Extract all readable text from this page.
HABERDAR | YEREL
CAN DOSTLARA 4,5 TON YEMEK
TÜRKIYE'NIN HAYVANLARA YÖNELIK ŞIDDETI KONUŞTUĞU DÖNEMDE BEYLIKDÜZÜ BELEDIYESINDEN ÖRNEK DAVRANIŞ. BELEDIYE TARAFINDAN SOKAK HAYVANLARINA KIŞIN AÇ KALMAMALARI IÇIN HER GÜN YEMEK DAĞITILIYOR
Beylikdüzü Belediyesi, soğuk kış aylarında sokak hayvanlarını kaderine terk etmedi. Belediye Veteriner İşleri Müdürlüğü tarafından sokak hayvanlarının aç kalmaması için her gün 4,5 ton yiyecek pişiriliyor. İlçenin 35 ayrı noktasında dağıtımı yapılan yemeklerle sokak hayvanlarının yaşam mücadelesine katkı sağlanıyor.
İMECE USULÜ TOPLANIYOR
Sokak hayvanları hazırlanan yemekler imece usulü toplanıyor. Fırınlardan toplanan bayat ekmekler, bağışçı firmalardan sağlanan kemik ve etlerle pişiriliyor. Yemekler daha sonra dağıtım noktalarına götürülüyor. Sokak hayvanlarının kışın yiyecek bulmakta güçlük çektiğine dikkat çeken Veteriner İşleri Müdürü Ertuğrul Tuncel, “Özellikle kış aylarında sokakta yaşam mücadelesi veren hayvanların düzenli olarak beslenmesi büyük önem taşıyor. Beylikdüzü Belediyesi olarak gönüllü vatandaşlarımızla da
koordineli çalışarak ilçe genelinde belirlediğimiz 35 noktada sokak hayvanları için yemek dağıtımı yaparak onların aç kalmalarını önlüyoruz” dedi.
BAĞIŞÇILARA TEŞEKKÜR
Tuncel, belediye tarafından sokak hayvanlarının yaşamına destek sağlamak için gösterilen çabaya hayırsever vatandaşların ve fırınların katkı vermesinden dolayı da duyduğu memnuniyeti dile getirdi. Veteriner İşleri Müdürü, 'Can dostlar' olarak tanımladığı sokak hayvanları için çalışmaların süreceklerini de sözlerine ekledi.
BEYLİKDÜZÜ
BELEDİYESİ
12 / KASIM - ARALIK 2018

________________________

## [REQUIREMENT]
Copy all lines from the data that hold the word "Müdürü".

## [SOLVED PROBLEM]
Sokak hayvanları hazırlanan yemekler imece usulü toplanıyor. Fırınlardan toplanan bayat ekmekler, bağışçı firmalardan sağlanan kemik ve etlerle pişiriliyor. Yemekler daha sonra dağıtım noktalarına götürülüyor. Sokak hayvanlarının kışın yiyecek bulmakta güçlük çektiğine dikkat çeken Veteriner İşleri Müdürü Ertuğrul Tuncel, “Özellikle kış aylarında sokakta yaşam mücadelesi veren hayvanların düzenli olarak beslenmesi büyük önem taşıyor. Beylikdüzü Belediyesi olarak gönüllü vatandaşlarımızla da
Tuncel, belediye tarafından sokak hayvanlarının yaşamına destek sağlamak için gösterilen çabaya hayırsever vatandaşların ve fırınların katkı vermesinden dolayı da duyduğu memnuniyeti dile getirdi. Veteriner İşleri Müdürü, 'Can dostlar' olarak tanımladığı sokak hayvanları için çalışmaların süreceklerini de sözlerine ekledi.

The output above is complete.